------ RECORDS FOR THE TASK ------

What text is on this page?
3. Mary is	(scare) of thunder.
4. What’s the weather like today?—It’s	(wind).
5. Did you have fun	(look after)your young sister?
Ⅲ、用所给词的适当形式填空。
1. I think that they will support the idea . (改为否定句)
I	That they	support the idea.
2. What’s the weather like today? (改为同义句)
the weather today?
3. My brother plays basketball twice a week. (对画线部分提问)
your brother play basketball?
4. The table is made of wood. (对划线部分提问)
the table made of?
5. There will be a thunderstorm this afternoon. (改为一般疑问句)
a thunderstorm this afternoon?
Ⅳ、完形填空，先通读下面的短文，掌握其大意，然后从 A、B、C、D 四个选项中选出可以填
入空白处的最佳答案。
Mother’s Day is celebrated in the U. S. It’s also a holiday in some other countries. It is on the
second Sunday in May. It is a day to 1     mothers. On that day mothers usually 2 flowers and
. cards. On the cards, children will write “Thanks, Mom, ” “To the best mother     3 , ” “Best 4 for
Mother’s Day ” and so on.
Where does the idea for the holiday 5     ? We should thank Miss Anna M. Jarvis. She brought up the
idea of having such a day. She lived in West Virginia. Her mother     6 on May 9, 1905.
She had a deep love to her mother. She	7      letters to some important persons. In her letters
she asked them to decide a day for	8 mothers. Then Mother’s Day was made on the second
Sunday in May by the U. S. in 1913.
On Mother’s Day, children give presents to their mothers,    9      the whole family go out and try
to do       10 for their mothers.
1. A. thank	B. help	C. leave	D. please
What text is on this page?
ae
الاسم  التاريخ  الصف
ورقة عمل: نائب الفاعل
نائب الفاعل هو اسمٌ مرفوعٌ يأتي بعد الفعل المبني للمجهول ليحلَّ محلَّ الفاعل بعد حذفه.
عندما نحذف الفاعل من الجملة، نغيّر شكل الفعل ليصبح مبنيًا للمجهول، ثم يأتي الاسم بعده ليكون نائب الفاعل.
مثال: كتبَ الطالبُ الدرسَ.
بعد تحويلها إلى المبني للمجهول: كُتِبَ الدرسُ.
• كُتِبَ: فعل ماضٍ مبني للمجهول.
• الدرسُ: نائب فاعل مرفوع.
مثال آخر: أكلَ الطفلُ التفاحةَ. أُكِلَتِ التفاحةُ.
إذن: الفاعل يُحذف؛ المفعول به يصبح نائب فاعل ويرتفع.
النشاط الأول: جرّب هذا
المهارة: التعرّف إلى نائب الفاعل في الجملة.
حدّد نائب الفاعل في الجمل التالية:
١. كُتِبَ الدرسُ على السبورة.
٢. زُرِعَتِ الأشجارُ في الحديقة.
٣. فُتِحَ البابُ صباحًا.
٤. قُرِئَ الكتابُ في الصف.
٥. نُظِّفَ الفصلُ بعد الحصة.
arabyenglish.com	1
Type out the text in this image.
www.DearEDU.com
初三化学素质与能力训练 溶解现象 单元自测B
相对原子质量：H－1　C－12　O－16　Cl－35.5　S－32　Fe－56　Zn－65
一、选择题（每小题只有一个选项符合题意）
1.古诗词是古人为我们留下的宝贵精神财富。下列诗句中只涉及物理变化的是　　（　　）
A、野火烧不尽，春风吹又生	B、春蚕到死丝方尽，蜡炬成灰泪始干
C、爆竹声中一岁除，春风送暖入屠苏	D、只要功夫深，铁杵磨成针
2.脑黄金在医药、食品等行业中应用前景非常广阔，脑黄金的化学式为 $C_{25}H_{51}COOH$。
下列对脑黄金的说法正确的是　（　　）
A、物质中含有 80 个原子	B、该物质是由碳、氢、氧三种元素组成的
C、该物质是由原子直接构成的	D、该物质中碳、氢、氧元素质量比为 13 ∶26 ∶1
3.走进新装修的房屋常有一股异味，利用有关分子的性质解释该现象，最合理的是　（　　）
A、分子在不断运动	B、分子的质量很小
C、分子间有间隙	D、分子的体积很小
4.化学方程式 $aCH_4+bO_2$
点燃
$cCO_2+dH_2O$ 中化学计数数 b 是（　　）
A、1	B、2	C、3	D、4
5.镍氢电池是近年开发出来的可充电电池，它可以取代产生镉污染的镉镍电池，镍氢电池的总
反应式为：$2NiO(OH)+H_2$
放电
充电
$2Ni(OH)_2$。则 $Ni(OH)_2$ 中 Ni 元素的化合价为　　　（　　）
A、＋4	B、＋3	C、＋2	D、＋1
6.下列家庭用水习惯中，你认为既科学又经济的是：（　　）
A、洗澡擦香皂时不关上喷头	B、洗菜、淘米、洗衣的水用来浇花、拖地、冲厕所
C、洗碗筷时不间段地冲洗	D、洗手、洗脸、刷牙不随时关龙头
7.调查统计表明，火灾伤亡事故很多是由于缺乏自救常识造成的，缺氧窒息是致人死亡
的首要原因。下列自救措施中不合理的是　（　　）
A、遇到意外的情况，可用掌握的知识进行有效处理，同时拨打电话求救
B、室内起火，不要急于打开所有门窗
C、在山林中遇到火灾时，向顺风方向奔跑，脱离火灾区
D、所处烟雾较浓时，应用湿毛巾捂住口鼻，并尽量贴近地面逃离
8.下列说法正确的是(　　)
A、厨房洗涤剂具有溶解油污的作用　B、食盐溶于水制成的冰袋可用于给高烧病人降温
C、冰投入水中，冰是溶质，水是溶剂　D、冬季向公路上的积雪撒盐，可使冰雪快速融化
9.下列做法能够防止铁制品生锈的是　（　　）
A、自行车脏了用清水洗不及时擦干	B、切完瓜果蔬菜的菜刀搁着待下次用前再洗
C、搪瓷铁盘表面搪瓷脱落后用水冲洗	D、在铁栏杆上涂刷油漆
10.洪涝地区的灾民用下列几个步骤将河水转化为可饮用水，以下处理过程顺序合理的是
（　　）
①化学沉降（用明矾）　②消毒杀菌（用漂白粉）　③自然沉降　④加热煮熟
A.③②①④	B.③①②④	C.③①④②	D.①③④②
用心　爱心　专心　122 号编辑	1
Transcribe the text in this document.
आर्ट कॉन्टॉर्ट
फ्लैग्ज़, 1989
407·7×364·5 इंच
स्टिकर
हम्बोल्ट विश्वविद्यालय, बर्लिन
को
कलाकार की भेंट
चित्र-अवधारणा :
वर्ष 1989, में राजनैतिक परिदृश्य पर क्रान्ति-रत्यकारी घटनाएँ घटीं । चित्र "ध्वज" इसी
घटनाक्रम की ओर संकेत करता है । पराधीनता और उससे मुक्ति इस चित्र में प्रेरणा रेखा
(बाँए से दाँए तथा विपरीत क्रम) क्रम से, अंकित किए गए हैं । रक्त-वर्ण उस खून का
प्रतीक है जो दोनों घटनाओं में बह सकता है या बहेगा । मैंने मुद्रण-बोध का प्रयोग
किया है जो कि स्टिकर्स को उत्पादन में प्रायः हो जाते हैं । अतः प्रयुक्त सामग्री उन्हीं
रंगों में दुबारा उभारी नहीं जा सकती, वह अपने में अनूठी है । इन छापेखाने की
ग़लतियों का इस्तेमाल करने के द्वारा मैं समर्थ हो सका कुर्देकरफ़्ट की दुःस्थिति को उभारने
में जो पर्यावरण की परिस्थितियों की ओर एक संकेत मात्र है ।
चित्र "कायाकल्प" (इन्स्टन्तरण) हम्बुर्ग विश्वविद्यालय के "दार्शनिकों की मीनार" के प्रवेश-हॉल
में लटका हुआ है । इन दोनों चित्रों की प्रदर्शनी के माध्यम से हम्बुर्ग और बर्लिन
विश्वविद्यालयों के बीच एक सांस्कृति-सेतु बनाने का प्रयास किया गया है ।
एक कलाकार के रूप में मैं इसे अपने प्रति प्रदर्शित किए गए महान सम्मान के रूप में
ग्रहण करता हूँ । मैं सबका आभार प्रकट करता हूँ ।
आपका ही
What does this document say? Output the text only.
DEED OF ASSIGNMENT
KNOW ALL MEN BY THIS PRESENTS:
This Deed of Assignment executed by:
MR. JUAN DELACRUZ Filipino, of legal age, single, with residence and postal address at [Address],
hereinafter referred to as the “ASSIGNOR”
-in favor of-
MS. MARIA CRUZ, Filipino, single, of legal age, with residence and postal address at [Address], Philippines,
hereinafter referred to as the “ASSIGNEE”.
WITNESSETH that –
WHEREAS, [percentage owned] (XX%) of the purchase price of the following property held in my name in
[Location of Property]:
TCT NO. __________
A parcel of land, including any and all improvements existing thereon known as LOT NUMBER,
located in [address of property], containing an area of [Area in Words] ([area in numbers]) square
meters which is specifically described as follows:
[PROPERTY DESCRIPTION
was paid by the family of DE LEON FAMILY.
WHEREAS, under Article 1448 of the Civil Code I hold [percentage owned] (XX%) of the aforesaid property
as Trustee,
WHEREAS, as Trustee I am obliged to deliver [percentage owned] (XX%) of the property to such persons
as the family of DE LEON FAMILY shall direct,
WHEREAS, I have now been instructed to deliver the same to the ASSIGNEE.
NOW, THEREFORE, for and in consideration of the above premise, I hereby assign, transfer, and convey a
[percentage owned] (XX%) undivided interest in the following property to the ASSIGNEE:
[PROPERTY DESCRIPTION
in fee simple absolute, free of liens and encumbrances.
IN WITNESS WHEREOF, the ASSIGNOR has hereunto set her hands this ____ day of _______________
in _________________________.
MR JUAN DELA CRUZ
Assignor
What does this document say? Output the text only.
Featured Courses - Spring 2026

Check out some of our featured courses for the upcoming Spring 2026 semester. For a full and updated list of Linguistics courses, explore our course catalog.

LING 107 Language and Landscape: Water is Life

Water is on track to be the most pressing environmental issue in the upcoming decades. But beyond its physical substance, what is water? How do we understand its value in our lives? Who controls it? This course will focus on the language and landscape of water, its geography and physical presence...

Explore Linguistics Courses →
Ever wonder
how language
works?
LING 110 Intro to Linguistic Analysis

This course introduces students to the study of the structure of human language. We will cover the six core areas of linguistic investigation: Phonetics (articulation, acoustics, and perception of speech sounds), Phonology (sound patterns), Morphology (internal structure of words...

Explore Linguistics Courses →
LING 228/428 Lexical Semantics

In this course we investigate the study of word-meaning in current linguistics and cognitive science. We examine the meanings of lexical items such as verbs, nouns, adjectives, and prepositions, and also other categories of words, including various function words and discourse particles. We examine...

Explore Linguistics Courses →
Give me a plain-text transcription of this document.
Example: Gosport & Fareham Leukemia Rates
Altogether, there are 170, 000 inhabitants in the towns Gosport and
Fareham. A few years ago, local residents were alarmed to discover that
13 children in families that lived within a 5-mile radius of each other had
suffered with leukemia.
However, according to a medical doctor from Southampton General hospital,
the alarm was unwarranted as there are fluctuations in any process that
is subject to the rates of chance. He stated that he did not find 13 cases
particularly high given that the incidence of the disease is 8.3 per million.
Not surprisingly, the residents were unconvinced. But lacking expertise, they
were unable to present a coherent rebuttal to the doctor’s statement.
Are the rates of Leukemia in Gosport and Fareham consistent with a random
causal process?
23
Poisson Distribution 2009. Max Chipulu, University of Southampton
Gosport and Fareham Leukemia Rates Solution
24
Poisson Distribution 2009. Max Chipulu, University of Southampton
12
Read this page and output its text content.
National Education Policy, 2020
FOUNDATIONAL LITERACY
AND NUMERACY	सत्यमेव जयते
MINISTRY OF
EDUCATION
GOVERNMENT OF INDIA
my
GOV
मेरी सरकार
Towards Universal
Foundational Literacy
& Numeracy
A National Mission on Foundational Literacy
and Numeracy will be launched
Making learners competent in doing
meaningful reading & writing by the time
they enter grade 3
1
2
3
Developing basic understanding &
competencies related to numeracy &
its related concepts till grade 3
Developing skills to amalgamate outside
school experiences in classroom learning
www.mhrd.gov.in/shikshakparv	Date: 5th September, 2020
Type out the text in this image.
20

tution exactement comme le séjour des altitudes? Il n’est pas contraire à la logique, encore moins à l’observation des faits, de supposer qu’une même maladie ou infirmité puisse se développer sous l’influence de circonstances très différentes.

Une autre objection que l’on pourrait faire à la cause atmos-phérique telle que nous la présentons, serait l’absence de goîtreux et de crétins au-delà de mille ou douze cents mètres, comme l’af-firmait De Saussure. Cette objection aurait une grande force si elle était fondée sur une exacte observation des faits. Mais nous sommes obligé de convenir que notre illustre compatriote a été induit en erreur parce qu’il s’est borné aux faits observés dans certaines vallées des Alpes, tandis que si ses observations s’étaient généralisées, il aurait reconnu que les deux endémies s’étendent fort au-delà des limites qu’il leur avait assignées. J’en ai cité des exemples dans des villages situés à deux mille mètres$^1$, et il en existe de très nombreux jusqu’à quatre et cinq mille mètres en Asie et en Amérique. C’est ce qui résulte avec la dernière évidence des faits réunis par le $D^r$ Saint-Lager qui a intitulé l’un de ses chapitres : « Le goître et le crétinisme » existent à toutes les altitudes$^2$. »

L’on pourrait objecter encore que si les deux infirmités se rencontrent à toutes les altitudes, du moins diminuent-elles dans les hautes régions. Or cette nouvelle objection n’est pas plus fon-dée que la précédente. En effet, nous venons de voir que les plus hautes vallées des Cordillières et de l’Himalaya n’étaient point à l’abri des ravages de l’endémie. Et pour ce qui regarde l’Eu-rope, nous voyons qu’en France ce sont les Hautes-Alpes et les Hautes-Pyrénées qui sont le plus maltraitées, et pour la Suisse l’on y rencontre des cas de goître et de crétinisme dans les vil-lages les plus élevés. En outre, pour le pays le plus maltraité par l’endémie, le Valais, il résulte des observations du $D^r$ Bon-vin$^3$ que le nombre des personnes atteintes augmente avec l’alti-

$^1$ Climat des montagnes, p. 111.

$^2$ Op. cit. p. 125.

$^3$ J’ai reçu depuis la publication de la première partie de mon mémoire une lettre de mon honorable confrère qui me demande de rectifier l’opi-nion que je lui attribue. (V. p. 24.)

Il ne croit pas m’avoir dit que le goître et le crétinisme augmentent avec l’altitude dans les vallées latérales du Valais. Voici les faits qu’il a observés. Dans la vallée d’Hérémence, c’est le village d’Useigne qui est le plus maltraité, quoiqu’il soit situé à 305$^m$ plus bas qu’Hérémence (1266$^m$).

------

- _GIVEN TASK_
Identify the lines of the data that contain the word "الفاعل". Copy each of them.

- _EXERCISE OUTPUT_
ورقة عمل: نائب الفاعل
نائب الفاعل هو اسمٌ مرفوعٌ يأتي بعد الفعل المبني للمجهول ليحلَّ محلَّ الفاعل بعد حذفه.
عندما نحذف الفاعل من الجملة، نغيّر شكل الفعل ليصبح مبنيًا للمجهول، ثم يأتي الاسم بعده ليكون نائب الفاعل.
إذن: الفاعل يُحذف؛ المفعول به يصبح نائب فاعل ويرتفع.
المهارة: التعرّف إلى نائب الفاعل في الجملة.
حدّد نائب الفاعل في الجمل التالية:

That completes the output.